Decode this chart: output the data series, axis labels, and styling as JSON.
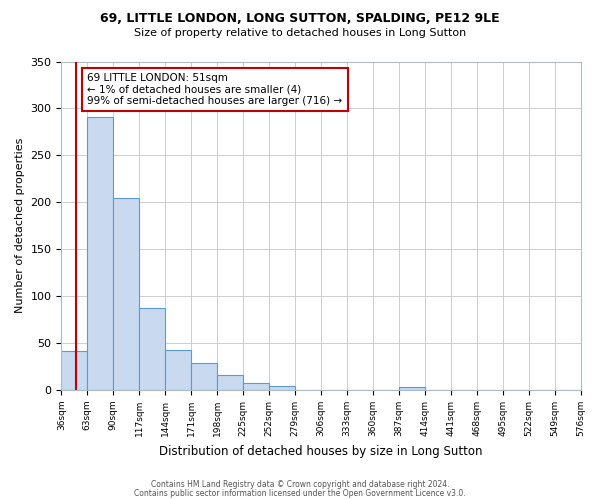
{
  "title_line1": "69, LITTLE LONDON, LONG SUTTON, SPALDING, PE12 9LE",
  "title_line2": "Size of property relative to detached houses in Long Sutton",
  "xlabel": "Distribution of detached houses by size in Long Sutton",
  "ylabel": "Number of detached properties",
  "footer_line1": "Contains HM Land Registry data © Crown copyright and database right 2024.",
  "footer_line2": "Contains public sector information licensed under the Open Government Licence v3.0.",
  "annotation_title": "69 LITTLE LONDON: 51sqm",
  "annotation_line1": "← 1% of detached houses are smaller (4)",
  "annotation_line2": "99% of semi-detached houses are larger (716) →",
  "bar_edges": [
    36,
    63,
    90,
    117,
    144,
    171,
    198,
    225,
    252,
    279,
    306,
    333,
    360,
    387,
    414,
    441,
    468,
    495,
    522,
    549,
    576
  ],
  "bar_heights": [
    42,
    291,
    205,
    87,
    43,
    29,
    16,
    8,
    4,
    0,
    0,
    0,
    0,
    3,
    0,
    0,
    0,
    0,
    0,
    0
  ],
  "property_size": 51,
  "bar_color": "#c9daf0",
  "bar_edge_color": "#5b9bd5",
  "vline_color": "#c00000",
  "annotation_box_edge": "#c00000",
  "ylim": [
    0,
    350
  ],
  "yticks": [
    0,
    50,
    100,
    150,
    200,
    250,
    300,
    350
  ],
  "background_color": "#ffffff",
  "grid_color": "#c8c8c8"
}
...
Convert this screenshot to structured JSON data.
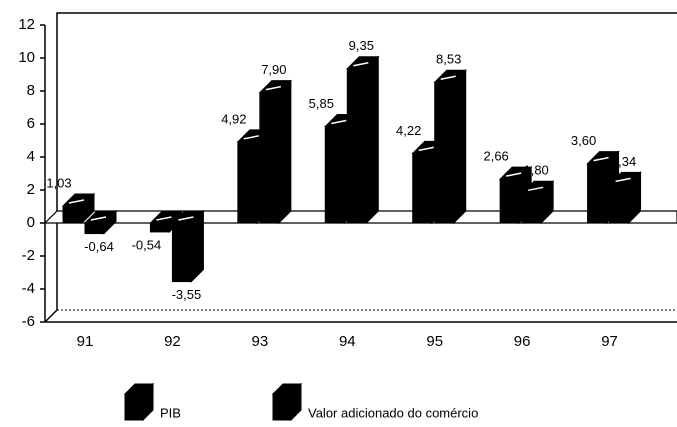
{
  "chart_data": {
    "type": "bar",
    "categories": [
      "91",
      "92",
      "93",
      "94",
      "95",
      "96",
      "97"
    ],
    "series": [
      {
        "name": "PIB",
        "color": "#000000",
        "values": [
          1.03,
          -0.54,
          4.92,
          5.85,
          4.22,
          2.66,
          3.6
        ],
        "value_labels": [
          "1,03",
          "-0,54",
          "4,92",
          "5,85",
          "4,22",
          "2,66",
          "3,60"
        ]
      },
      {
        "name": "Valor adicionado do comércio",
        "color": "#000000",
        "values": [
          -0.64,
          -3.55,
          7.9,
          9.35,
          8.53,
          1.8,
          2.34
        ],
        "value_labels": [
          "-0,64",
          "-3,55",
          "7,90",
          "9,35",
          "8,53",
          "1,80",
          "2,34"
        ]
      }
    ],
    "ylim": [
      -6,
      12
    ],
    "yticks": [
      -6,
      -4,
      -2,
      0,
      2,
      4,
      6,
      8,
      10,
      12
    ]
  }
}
...
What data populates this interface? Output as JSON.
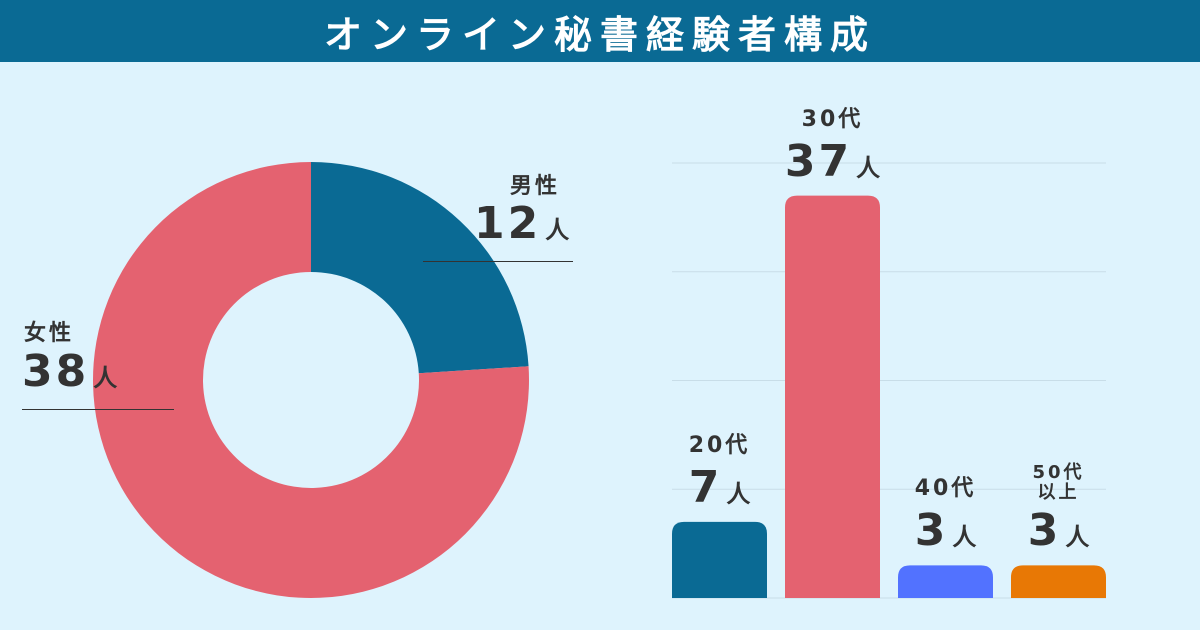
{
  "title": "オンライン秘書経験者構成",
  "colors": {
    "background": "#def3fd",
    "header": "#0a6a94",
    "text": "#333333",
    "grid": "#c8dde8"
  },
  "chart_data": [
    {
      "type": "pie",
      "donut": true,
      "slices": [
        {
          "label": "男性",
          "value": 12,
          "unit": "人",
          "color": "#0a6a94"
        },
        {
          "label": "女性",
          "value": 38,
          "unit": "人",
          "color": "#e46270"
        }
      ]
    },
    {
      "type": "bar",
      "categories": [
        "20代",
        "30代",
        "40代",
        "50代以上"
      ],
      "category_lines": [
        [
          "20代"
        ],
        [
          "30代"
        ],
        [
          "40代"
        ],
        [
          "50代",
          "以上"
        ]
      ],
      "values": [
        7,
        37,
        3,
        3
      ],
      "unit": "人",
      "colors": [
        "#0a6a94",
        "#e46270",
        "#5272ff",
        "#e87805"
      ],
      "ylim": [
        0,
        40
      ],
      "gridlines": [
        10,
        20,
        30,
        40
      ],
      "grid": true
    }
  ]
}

*What this task involves*: From the data above, copy each line where the string "Contains" appears.

*Result of the task*:
  "footer_line1": "Contains HM Land Registry data © Crown copyright and database right 2024.",
  "footer_line2": "Contains public sector information licensed under the Open Government Licence v3.0.",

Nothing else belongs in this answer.